** start Data provided **

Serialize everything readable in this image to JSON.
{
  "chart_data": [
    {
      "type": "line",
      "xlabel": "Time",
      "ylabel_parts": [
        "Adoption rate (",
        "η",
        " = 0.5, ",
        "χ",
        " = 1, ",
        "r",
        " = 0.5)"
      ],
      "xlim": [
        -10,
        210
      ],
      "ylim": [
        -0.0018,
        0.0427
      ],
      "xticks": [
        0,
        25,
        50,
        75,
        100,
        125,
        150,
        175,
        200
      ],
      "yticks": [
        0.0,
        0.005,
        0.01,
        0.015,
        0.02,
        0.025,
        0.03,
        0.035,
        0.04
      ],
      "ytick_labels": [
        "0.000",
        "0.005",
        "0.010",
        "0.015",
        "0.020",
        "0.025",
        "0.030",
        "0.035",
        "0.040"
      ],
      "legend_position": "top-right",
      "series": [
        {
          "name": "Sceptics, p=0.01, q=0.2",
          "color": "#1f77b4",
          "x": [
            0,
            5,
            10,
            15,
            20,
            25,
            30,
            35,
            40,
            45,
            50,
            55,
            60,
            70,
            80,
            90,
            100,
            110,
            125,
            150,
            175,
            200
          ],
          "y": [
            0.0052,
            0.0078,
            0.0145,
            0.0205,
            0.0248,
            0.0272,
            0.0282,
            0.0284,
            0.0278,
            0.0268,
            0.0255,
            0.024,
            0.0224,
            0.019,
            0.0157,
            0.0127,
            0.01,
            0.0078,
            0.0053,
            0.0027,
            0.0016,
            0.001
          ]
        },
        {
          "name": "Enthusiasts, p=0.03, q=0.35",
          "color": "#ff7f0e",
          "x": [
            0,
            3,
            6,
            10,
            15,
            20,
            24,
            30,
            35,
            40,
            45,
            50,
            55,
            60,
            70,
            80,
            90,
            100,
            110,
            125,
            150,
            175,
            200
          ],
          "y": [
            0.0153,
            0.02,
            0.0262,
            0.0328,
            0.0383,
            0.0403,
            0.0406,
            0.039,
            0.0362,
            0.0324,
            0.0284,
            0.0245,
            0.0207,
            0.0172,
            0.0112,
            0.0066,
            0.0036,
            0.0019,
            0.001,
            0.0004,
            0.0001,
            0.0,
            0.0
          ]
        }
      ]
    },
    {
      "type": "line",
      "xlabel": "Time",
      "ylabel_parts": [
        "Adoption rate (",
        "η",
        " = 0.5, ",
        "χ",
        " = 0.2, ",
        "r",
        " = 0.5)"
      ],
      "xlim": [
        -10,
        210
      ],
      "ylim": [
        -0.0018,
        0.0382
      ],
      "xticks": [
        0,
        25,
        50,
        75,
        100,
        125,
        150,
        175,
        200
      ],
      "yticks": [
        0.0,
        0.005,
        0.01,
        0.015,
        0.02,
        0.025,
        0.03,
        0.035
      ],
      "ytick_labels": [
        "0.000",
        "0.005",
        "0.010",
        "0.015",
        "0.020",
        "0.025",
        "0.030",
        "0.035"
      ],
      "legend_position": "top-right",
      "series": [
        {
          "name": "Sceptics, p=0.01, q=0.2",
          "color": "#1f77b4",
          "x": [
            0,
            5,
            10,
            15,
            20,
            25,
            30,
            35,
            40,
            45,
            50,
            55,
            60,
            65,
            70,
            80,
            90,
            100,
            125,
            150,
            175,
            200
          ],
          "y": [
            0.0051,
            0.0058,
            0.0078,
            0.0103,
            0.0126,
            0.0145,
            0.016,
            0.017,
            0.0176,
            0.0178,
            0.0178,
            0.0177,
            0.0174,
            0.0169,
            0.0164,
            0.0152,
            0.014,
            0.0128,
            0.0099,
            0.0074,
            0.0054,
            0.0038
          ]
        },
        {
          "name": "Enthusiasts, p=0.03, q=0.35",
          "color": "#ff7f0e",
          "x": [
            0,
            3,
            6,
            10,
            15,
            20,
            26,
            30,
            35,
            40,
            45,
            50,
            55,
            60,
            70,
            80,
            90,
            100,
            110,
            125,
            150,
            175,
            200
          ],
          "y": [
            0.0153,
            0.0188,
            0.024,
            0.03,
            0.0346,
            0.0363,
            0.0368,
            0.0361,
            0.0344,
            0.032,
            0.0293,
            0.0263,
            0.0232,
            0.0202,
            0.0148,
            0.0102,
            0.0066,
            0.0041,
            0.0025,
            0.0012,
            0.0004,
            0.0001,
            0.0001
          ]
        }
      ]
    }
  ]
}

** end Data provided **

_Given request_
Reproduce the material in full, with no word added or dropped.

_Completed exercise_
Serialize everything readable in this image to JSON.
{
  "chart_data": [
    {
      "type": "line",
      "xlabel": "Time",
      "ylabel_parts": [
        "Adoption rate (",
        "η",
        " = 0.5, ",
        "χ",
        " = 1, ",
        "r",
        " = 0.5)"
      ],
      "xlim": [
        -10,
        210
      ],
      "ylim": [
        -0.0018,
        0.0427
      ],
      "xticks": [
        0,
        25,
        50,
        75,
        100,
        125,
        150,
        175,
        200
      ],
      "yticks": [
        0.0,
        0.005,
        0.01,
        0.015,
        0.02,
        0.025,
        0.03,
        0.035,
        0.04
      ],
      "ytick_labels": [
        "0.000",
        "0.005",
        "0.010",
        "0.015",
        "0.020",
        "0.025",
        "0.030",
        "0.035",
        "0.040"
      ],
      "legend_position": "top-right",
      "series": [
        {
          "name": "Sceptics, p=0.01, q=0.2",
          "color": "#1f77b4",
          "x": [
            0,
            5,
            10,
            15,
            20,
            25,
            30,
            35,
            40,
            45,
            50,
            55,
            60,
            70,
            80,
            90,
            100,
            110,
            125,
            150,
            175,
            200
          ],
          "y": [
            0.0052,
            0.0078,
            0.0145,
            0.0205,
            0.0248,
            0.0272,
            0.0282,
            0.0284,
            0.0278,
            0.0268,
            0.0255,
            0.024,
            0.0224,
            0.019,
            0.0157,
            0.0127,
            0.01,
            0.0078,
            0.0053,
            0.0027,
            0.0016,
            0.001
          ]
        },
        {
          "name": "Enthusiasts, p=0.03, q=0.35",
          "color": "#ff7f0e",
          "x": [
            0,
            3,
            6,
            10,
            15,
            20,
            24,
            30,
            35,
            40,
            45,
            50,
            55,
            60,
            70,
            80,
            90,
            100,
            110,
            125,
            150,
            175,
            200
          ],
          "y": [
            0.0153,
            0.02,
            0.0262,
            0.0328,
            0.0383,
            0.0403,
            0.0406,
            0.039,
            0.0362,
            0.0324,
            0.0284,
            0.0245,
            0.0207,
            0.0172,
            0.0112,
            0.0066,
            0.0036,
            0.0019,
            0.001,
            0.0004,
            0.0001,
            0.0,
            0.0
          ]
        }
      ]
    },
    {
      "type": "line",
      "xlabel": "Time",
      "ylabel_parts": [
        "Adoption rate (",
        "η",
        " = 0.5, ",
        "χ",
        " = 0.2, ",
        "r",
        " = 0.5)"
      ],
      "xlim": [
        -10,
        210
      ],
      "ylim": [
        -0.0018,
        0.0382
      ],
      "xticks": [
        0,
        25,
        50,
        75,
        100,
        125,
        150,
        175,
        200
      ],
      "yticks": [
        0.0,
        0.005,
        0.01,
        0.015,
        0.02,
        0.025,
        0.03,
        0.035
      ],
      "ytick_labels": [
        "0.000",
        "0.005",
        "0.010",
        "0.015",
        "0.020",
        "0.025",
        "0.030",
        "0.035"
      ],
      "legend_position": "top-right",
      "series": [
        {
          "name": "Sceptics, p=0.01, q=0.2",
          "color": "#1f77b4",
          "x": [
            0,
            5,
            10,
            15,
            20,
            25,
            30,
            35,
            40,
            45,
            50,
            55,
            60,
            65,
            70,
            80,
            90,
            100,
            125,
            150,
            175,
            200
          ],
          "y": [
            0.0051,
            0.0058,
            0.0078,
            0.0103,
            0.0126,
            0.0145,
            0.016,
            0.017,
            0.0176,
            0.0178,
            0.0178,
            0.0177,
            0.0174,
            0.0169,
            0.0164,
            0.0152,
            0.014,
            0.0128,
            0.0099,
            0.0074,
            0.0054,
            0.0038
          ]
        },
        {
          "name": "Enthusiasts, p=0.03, q=0.35",
          "color": "#ff7f0e",
          "x": [
            0,
            3,
            6,
            10,
            15,
            20,
            26,
            30,
            35,
            40,
            45,
            50,
            55,
            60,
            70,
            80,
            90,
            100,
            110,
            125,
            150,
            175,
            200
          ],
          "y": [
            0.0153,
            0.0188,
            0.024,
            0.03,
            0.0346,
            0.0363,
            0.0368,
            0.0361,
            0.0344,
            0.032,
            0.0293,
            0.0263,
            0.0232,
            0.0202,
            0.0148,
            0.0102,
            0.0066,
            0.0041,
            0.0025,
            0.0012,
            0.0004,
            0.0001,
            0.0001
          ]
        }
      ]
    }
  ]
}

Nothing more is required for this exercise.